# YOUR GOAL:
Tally the lines below that contain "this". The number is the whole answer.

# ENTRIES:
.....
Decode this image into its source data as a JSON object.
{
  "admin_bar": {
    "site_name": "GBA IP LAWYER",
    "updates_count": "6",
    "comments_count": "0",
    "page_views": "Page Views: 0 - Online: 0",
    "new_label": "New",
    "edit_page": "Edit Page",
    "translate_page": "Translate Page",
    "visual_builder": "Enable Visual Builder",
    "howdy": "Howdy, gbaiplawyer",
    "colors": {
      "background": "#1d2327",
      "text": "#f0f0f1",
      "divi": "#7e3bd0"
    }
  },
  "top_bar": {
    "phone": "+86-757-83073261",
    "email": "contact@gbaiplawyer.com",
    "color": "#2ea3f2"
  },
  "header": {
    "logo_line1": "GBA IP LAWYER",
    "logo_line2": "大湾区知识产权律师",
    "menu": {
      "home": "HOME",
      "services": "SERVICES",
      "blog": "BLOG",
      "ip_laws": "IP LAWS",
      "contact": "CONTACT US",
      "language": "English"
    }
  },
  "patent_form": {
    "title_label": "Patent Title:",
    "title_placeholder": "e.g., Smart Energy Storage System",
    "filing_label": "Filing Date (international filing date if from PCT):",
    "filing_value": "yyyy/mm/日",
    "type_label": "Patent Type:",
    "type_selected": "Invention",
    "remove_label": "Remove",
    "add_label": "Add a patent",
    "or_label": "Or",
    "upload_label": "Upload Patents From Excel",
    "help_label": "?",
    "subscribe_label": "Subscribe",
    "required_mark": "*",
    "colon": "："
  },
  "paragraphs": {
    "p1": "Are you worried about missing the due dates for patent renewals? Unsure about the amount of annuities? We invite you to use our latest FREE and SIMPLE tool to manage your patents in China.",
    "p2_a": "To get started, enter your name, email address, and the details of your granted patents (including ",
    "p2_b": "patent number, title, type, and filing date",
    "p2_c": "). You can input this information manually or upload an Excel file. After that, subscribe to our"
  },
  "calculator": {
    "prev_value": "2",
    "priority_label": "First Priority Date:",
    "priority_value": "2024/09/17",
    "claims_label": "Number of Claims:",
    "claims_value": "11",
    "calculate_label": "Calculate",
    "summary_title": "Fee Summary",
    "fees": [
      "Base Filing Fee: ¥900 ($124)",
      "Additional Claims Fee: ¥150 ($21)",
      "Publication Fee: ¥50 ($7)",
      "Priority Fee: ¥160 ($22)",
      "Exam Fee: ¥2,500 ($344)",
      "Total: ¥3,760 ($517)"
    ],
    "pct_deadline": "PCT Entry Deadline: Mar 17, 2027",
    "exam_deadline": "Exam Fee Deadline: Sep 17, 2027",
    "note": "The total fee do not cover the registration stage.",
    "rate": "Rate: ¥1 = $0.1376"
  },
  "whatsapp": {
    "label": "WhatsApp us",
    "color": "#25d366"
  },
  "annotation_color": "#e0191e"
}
.....
# OUTPUT OF THE EXERCISE:
2